DO THIS:
Sift the listing for lines that hold the string "icon" and pull them out.

EXCERPTED DATA:

____

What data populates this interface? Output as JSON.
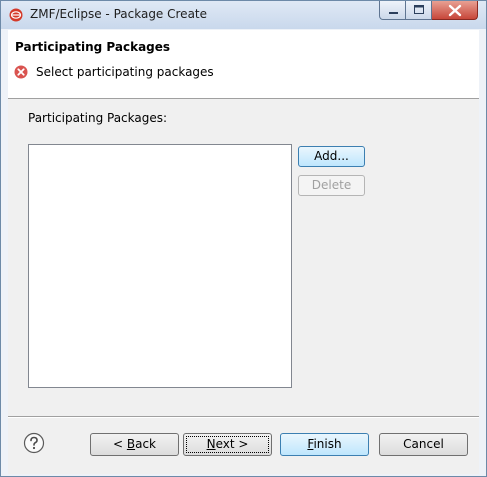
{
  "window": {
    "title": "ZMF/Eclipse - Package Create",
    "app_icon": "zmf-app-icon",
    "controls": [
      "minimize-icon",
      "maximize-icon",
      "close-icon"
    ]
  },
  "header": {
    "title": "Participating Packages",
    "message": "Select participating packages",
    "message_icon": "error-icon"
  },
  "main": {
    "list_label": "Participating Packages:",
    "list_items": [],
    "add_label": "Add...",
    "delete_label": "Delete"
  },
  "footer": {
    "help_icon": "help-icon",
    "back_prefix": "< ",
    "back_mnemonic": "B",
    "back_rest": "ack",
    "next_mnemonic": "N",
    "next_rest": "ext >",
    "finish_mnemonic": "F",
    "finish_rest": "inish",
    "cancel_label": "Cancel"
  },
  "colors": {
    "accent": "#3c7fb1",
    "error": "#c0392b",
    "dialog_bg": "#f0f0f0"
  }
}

____

FINAL RESULT:
    "app_icon": "zmf-app-icon",
      "minimize-icon",
      "maximize-icon",
      "close-icon"
    "message_icon": "error-icon"
    "help_icon": "help-icon",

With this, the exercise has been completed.